→ Problem statement
Transcribe the entries that follow, word for word.

* Start Recorded data *

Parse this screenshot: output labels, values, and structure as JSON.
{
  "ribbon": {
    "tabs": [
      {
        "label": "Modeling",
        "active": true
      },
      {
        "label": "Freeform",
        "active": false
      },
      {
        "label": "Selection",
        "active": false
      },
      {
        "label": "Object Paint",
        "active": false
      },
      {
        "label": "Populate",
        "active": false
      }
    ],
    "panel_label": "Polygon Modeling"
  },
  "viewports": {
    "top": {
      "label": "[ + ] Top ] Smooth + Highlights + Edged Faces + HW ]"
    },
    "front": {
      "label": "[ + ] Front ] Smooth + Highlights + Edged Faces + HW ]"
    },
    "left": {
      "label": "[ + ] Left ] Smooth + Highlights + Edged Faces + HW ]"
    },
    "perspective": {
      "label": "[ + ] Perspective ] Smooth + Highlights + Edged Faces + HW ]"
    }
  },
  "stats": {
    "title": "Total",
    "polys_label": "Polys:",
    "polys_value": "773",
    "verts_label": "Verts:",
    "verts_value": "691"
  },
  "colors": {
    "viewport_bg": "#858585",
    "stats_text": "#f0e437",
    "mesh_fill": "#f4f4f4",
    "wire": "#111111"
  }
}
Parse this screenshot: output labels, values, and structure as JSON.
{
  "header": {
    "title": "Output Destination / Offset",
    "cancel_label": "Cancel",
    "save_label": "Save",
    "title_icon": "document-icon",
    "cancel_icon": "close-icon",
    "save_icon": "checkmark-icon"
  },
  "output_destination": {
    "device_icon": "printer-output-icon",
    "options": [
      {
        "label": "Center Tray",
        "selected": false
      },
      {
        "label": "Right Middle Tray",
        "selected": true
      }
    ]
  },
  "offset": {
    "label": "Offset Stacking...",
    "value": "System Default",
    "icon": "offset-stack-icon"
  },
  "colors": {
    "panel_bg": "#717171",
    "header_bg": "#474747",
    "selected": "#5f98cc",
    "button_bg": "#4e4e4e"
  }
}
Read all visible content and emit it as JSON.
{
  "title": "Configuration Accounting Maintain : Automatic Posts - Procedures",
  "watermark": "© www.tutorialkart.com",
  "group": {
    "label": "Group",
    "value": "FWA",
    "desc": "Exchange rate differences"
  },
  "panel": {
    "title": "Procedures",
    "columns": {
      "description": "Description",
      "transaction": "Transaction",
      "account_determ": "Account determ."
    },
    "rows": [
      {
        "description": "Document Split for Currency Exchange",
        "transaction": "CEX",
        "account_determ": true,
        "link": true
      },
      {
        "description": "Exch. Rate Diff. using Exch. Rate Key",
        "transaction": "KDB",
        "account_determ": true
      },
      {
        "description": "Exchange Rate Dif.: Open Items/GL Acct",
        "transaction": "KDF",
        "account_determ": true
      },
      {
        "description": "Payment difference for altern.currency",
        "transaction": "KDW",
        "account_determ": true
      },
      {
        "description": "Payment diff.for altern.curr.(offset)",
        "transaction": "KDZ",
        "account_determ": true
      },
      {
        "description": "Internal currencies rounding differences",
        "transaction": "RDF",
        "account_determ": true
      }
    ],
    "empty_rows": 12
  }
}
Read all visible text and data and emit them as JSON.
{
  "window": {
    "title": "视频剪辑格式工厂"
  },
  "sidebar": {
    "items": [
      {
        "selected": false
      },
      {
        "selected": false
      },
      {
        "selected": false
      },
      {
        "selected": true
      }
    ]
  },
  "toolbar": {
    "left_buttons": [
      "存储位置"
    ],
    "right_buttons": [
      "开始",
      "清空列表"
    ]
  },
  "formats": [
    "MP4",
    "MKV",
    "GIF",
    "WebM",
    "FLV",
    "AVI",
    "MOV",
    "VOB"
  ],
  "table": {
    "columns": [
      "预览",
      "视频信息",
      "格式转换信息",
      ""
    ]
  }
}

* End Recorded data *

→ Correct response
Parse this screenshot: output labels, values, and structure as JSON.
{
  "ribbon": {
    "tabs": [
      {
        "label": "Modeling",
        "active": true
      },
      {
        "label": "Freeform",
        "active": false
      },
      {
        "label": "Selection",
        "active": false
      },
      {
        "label": "Object Paint",
        "active": false
      },
      {
        "label": "Populate",
        "active": false
      }
    ],
    "panel_label": "Polygon Modeling"
  },
  "viewports": {
    "top": {
      "label": "[ + ] Top ] Smooth + Highlights + Edged Faces + HW ]"
    },
    "front": {
      "label": "[ + ] Front ] Smooth + Highlights + Edged Faces + HW ]"
    },
    "left": {
      "label": "[ + ] Left ] Smooth + Highlights + Edged Faces + HW ]"
    },
    "perspective": {
      "label": "[ + ] Perspective ] Smooth + Highlights + Edged Faces + HW ]"
    }
  },
  "stats": {
    "title": "Total",
    "polys_label": "Polys:",
    "polys_value": "773",
    "verts_label": "Verts:",
    "verts_value": "691"
  },
  "colors": {
    "viewport_bg": "#858585",
    "stats_text": "#f0e437",
    "mesh_fill": "#f4f4f4",
    "wire": "#111111"
  }
}
Parse this screenshot: output labels, values, and structure as JSON.
{
  "header": {
    "title": "Output Destination / Offset",
    "cancel_label": "Cancel",
    "save_label": "Save",
    "title_icon": "document-icon",
    "cancel_icon": "close-icon",
    "save_icon": "checkmark-icon"
  },
  "output_destination": {
    "device_icon": "printer-output-icon",
    "options": [
      {
        "label": "Center Tray",
        "selected": false
      },
      {
        "label": "Right Middle Tray",
        "selected": true
      }
    ]
  },
  "offset": {
    "label": "Offset Stacking...",
    "value": "System Default",
    "icon": "offset-stack-icon"
  },
  "colors": {
    "panel_bg": "#717171",
    "header_bg": "#474747",
    "selected": "#5f98cc",
    "button_bg": "#4e4e4e"
  }
}
Read all visible content and emit it as JSON.
{
  "title": "Configuration Accounting Maintain : Automatic Posts - Procedures",
  "watermark": "© www.tutorialkart.com",
  "group": {
    "label": "Group",
    "value": "FWA",
    "desc": "Exchange rate differences"
  },
  "panel": {
    "title": "Procedures",
    "columns": {
      "description": "Description",
      "transaction": "Transaction",
      "account_determ": "Account determ."
    },
    "rows": [
      {
        "description": "Document Split for Currency Exchange",
        "transaction": "CEX",
        "account_determ": true,
        "link": true
      },
      {
        "description": "Exch. Rate Diff. using Exch. Rate Key",
        "transaction": "KDB",
        "account_determ": true
      },
      {
        "description": "Exchange Rate Dif.: Open Items/GL Acct",
        "transaction": "KDF",
        "account_determ": true
      },
      {
        "description": "Payment difference for altern.currency",
        "transaction": "KDW",
        "account_determ": true
      },
      {
        "description": "Payment diff.for altern.curr.(offset)",
        "transaction": "KDZ",
        "account_determ": true
      },
      {
        "description": "Internal currencies rounding differences",
        "transaction": "RDF",
        "account_determ": true
      }
    ],
    "empty_rows": 12
  }
}
Read all visible text and data and emit them as JSON.
{
  "window": {
    "title": "视频剪辑格式工厂"
  },
  "sidebar": {
    "items": [
      {
        "selected": false
      },
      {
        "selected": false
      },
      {
        "selected": false
      },
      {
        "selected": true
      }
    ]
  },
  "toolbar": {
    "left_buttons": [
      "存储位置"
    ],
    "right_buttons": [
      "开始",
      "清空列表"
    ]
  },
  "formats": [
    "MP4",
    "MKV",
    "GIF",
    "WebM",
    "FLV",
    "AVI",
    "MOV",
    "VOB"
  ],
  "table": {
    "columns": [
      "预览",
      "视频信息",
      "格式转换信息",
      ""
    ]
  }
}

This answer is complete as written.